[Data entries]
## Begin

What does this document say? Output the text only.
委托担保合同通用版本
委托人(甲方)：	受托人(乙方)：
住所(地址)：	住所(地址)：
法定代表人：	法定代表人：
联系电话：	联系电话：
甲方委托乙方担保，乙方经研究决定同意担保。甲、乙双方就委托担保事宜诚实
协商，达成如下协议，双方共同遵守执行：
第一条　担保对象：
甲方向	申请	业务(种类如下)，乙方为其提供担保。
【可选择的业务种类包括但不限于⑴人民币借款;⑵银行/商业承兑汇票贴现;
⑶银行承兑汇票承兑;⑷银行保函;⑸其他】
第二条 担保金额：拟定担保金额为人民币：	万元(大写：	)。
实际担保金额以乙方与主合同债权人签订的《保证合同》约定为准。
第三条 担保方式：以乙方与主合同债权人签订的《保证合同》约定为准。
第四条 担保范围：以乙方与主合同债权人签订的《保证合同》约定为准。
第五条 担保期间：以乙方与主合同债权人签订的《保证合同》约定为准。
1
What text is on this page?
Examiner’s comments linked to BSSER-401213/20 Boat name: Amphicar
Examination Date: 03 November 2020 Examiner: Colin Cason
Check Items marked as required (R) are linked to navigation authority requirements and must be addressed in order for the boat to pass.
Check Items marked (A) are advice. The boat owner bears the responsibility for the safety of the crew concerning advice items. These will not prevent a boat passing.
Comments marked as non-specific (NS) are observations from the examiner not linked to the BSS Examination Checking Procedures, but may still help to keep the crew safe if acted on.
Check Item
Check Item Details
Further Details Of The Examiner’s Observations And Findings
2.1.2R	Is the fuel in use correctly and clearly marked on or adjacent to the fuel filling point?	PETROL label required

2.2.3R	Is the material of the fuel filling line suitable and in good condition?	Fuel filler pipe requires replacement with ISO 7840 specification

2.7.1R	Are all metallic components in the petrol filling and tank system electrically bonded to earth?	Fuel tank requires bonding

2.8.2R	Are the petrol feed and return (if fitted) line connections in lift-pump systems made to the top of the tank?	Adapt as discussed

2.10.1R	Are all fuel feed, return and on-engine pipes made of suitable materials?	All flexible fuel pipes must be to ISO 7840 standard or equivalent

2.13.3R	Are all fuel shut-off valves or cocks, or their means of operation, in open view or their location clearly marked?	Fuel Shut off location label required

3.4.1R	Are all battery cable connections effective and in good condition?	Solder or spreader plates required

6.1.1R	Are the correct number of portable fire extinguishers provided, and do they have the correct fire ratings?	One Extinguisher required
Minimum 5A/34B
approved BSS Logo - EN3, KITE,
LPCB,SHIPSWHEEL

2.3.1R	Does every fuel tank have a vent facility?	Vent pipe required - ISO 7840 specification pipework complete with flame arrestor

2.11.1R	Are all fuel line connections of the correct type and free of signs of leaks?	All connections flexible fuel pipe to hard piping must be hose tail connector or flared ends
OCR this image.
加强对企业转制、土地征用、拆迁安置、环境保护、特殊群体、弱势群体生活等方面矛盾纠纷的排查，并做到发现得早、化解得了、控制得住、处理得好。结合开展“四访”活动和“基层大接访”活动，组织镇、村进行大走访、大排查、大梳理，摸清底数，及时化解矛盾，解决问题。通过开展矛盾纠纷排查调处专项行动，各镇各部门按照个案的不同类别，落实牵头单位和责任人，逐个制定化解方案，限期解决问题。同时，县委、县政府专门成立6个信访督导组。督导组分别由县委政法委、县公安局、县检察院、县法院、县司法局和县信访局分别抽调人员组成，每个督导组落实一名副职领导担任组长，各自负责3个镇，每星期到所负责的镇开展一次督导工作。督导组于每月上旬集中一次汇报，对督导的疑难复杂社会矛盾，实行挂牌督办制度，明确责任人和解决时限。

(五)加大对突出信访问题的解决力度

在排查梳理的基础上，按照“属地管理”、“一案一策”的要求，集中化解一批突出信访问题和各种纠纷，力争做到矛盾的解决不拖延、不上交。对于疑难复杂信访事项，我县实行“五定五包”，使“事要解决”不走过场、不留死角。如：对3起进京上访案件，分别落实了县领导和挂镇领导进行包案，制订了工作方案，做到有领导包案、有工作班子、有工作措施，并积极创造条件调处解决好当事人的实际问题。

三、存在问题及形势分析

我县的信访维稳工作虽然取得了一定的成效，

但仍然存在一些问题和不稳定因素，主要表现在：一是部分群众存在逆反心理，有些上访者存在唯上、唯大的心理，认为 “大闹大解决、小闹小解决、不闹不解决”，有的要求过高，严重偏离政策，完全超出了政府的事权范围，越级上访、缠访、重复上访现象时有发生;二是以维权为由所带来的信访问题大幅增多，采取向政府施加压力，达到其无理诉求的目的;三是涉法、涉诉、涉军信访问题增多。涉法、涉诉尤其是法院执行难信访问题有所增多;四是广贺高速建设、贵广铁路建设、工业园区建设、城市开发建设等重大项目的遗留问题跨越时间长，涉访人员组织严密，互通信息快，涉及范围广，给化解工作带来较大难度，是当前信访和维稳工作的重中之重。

## End

What the task asks » Retype all the material above precisely, with no line left out.

Full answer »
What does this document say? Output the text only.
委托担保合同通用版本
委托人(甲方)：	受托人(乙方)：
住所(地址)：	住所(地址)：
法定代表人：	法定代表人：
联系电话：	联系电话：
甲方委托乙方担保，乙方经研究决定同意担保。甲、乙双方就委托担保事宜诚实
协商，达成如下协议，双方共同遵守执行：
第一条　担保对象：
甲方向	申请	业务(种类如下)，乙方为其提供担保。
【可选择的业务种类包括但不限于⑴人民币借款;⑵银行/商业承兑汇票贴现;
⑶银行承兑汇票承兑;⑷银行保函;⑸其他】
第二条 担保金额：拟定担保金额为人民币：	万元(大写：	)。
实际担保金额以乙方与主合同债权人签订的《保证合同》约定为准。
第三条 担保方式：以乙方与主合同债权人签订的《保证合同》约定为准。
第四条 担保范围：以乙方与主合同债权人签订的《保证合同》约定为准。
第五条 担保期间：以乙方与主合同债权人签订的《保证合同》约定为准。
1
What text is on this page?
Examiner’s comments linked to BSSER-401213/20 Boat name: Amphicar
Examination Date: 03 November 2020 Examiner: Colin Cason
Check Items marked as required (R) are linked to navigation authority requirements and must be addressed in order for the boat to pass.
Check Items marked (A) are advice. The boat owner bears the responsibility for the safety of the crew concerning advice items. These will not prevent a boat passing.
Comments marked as non-specific (NS) are observations from the examiner not linked to the BSS Examination Checking Procedures, but may still help to keep the crew safe if acted on.
Check Item
Check Item Details
Further Details Of The Examiner’s Observations And Findings
2.1.2R	Is the fuel in use correctly and clearly marked on or adjacent to the fuel filling point?	PETROL label required

2.2.3R	Is the material of the fuel filling line suitable and in good condition?	Fuel filler pipe requires replacement with ISO 7840 specification

2.7.1R	Are all metallic components in the petrol filling and tank system electrically bonded to earth?	Fuel tank requires bonding

2.8.2R	Are the petrol feed and return (if fitted) line connections in lift-pump systems made to the top of the tank?	Adapt as discussed

2.10.1R	Are all fuel feed, return and on-engine pipes made of suitable materials?	All flexible fuel pipes must be to ISO 7840 standard or equivalent

2.13.3R	Are all fuel shut-off valves or cocks, or their means of operation, in open view or their location clearly marked?	Fuel Shut off location label required

3.4.1R	Are all battery cable connections effective and in good condition?	Solder or spreader plates required

6.1.1R	Are the correct number of portable fire extinguishers provided, and do they have the correct fire ratings?	One Extinguisher required
Minimum 5A/34B
approved BSS Logo - EN3, KITE,
LPCB,SHIPSWHEEL

2.3.1R	Does every fuel tank have a vent facility?	Vent pipe required - ISO 7840 specification pipework complete with flame arrestor

2.11.1R	Are all fuel line connections of the correct type and free of signs of leaks?	All connections flexible fuel pipe to hard piping must be hose tail connector or flared ends
OCR this image.
加强对企业转制、土地征用、拆迁安置、环境保护、特殊群体、弱势群体生活等方面矛盾纠纷的排查，并做到发现得早、化解得了、控制得住、处理得好。结合开展“四访”活动和“基层大接访”活动，组织镇、村进行大走访、大排查、大梳理，摸清底数，及时化解矛盾，解决问题。通过开展矛盾纠纷排查调处专项行动，各镇各部门按照个案的不同类别，落实牵头单位和责任人，逐个制定化解方案，限期解决问题。同时，县委、县政府专门成立6个信访督导组。督导组分别由县委政法委、县公安局、县检察院、县法院、县司法局和县信访局分别抽调人员组成，每个督导组落实一名副职领导担任组长，各自负责3个镇，每星期到所负责的镇开展一次督导工作。督导组于每月上旬集中一次汇报，对督导的疑难复杂社会矛盾，实行挂牌督办制度，明确责任人和解决时限。

(五)加大对突出信访问题的解决力度

在排查梳理的基础上，按照“属地管理”、“一案一策”的要求，集中化解一批突出信访问题和各种纠纷，力争做到矛盾的解决不拖延、不上交。对于疑难复杂信访事项，我县实行“五定五包”，使“事要解决”不走过场、不留死角。如：对3起进京上访案件，分别落实了县领导和挂镇领导进行包案，制订了工作方案，做到有领导包案、有工作班子、有工作措施，并积极创造条件调处解决好当事人的实际问题。

三、存在问题及形势分析

我县的信访维稳工作虽然取得了一定的成效，

但仍然存在一些问题和不稳定因素，主要表现在：一是部分群众存在逆反心理，有些上访者存在唯上、唯大的心理，认为 “大闹大解决、小闹小解决、不闹不解决”，有的要求过高，严重偏离政策，完全超出了政府的事权范围，越级上访、缠访、重复上访现象时有发生;二是以维权为由所带来的信访问题大幅增多，采取向政府施加压力，达到其无理诉求的目的;三是涉法、涉诉、涉军信访问题增多。涉法、涉诉尤其是法院执行难信访问题有所增多;四是广贺高速建设、贵广铁路建设、工业园区建设、城市开发建设等重大项目的遗留问题跨越时间长，涉访人员组织严密，互通信息快，涉及范围广，给化解工作带来较大难度，是当前信访和维稳工作的重中之重。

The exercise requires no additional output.